§ **Exercise prompt**: Scan the data below for the string "Expenditure". Show every line where it turns up.

§ **Data lines**:
— START —

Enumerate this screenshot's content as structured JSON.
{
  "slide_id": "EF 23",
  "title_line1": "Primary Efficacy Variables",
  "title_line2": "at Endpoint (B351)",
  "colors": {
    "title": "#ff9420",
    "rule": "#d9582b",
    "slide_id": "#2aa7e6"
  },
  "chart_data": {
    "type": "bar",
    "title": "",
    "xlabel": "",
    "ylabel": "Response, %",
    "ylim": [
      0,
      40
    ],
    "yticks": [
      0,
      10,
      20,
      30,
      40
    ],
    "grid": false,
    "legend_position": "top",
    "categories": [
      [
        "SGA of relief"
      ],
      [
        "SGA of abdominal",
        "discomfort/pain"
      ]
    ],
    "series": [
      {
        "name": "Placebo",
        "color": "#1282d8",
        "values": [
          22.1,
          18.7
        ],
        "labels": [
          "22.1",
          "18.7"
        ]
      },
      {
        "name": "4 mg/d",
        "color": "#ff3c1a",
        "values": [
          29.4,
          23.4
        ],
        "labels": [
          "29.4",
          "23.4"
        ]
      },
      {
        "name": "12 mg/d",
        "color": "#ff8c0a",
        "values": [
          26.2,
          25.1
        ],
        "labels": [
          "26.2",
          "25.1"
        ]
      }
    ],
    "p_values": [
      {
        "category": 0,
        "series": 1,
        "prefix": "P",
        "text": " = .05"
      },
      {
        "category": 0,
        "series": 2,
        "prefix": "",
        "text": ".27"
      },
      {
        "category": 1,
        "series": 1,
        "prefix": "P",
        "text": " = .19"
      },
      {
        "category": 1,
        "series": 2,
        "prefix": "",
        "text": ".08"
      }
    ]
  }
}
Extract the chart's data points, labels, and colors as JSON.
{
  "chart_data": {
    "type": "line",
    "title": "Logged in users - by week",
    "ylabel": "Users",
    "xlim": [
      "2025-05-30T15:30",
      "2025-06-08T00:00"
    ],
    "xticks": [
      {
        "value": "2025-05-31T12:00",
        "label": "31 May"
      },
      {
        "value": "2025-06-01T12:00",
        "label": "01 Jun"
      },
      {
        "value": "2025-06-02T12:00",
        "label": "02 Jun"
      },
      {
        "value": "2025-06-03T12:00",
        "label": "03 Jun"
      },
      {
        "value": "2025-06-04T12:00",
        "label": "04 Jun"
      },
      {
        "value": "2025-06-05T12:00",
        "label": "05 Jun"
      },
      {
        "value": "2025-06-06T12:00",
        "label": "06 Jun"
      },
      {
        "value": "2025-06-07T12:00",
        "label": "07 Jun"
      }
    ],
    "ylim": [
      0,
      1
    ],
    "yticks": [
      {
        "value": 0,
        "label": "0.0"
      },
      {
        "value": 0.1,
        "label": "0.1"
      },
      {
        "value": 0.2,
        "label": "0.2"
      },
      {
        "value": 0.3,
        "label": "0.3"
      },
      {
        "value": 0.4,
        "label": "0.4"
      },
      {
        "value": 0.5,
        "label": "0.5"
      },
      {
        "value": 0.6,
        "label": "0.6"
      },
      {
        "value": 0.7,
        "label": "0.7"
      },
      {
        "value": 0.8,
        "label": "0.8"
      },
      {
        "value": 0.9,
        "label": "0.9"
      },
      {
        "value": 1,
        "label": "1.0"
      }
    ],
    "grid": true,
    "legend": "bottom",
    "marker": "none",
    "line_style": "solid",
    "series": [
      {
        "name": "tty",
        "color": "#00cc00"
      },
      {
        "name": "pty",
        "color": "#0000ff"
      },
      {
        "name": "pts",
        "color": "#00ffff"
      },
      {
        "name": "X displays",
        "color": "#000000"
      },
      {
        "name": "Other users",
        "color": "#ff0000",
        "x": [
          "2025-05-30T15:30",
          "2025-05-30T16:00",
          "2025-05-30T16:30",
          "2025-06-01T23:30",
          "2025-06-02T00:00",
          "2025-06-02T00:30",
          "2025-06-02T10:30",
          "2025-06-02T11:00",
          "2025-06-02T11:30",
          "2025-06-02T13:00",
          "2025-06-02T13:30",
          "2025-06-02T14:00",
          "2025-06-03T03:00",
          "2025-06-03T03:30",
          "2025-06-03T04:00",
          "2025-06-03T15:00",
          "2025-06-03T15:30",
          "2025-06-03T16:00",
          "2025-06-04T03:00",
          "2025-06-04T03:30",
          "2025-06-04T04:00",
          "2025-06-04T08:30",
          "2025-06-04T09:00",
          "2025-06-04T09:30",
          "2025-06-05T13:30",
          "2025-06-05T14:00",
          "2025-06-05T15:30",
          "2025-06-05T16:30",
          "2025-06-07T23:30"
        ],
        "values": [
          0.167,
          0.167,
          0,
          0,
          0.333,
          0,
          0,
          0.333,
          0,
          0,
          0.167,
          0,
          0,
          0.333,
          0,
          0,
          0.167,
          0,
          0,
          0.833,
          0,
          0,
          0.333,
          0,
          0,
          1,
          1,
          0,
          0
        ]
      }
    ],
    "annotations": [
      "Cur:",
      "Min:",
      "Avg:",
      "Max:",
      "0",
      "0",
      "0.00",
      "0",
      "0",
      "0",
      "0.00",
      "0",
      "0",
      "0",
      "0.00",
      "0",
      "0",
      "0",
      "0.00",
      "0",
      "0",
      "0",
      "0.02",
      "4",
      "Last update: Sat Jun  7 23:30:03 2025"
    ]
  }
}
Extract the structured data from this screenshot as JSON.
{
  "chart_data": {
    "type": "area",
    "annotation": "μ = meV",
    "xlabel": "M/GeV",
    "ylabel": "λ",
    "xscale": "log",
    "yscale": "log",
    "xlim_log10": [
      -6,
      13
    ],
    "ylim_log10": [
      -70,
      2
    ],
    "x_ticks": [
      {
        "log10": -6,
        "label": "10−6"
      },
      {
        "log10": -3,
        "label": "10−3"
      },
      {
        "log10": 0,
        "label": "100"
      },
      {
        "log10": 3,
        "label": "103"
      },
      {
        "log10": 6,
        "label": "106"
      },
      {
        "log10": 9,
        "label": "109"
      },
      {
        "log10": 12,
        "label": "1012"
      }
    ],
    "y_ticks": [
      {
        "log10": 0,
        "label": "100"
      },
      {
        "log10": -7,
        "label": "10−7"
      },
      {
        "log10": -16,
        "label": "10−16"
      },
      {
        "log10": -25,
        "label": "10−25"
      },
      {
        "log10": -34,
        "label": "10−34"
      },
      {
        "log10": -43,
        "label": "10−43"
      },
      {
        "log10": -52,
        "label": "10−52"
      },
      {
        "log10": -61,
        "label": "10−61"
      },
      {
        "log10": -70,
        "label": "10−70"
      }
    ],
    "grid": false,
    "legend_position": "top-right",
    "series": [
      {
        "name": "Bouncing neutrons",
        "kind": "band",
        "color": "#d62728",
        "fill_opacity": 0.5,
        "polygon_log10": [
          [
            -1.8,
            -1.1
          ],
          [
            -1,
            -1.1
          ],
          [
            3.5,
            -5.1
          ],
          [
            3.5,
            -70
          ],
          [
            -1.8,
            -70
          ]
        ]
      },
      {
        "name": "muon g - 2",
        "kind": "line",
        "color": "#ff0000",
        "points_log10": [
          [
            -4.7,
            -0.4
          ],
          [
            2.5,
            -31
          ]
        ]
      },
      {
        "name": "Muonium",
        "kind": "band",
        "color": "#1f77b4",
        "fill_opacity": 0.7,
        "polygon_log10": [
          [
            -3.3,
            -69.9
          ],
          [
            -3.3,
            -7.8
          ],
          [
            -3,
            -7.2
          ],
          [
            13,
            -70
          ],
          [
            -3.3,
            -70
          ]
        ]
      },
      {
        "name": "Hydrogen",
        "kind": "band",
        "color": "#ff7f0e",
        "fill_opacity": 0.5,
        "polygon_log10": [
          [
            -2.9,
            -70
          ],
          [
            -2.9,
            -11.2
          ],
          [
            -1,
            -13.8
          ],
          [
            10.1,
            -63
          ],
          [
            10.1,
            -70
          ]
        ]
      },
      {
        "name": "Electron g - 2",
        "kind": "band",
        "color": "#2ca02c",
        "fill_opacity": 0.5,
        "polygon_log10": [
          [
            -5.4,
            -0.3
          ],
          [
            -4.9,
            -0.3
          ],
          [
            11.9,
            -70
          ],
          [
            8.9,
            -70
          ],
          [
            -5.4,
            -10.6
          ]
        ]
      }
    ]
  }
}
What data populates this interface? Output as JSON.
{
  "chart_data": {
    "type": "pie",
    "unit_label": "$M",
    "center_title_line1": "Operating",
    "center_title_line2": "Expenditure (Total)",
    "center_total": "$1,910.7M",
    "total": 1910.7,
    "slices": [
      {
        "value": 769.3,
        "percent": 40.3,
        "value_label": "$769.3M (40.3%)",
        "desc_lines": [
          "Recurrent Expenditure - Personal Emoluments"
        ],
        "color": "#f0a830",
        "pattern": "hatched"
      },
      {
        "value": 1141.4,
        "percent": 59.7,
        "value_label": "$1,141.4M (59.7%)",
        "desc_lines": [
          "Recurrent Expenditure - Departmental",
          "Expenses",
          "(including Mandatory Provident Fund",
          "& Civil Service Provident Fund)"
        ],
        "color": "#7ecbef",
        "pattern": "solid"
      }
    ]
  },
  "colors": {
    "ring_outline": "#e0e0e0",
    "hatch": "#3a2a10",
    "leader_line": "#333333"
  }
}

— END —

§ **Result**:
    "center_title_line2": "Expenditure (Total)",
          "Recurrent Expenditure - Personal Emoluments"
          "Recurrent Expenditure - Departmental",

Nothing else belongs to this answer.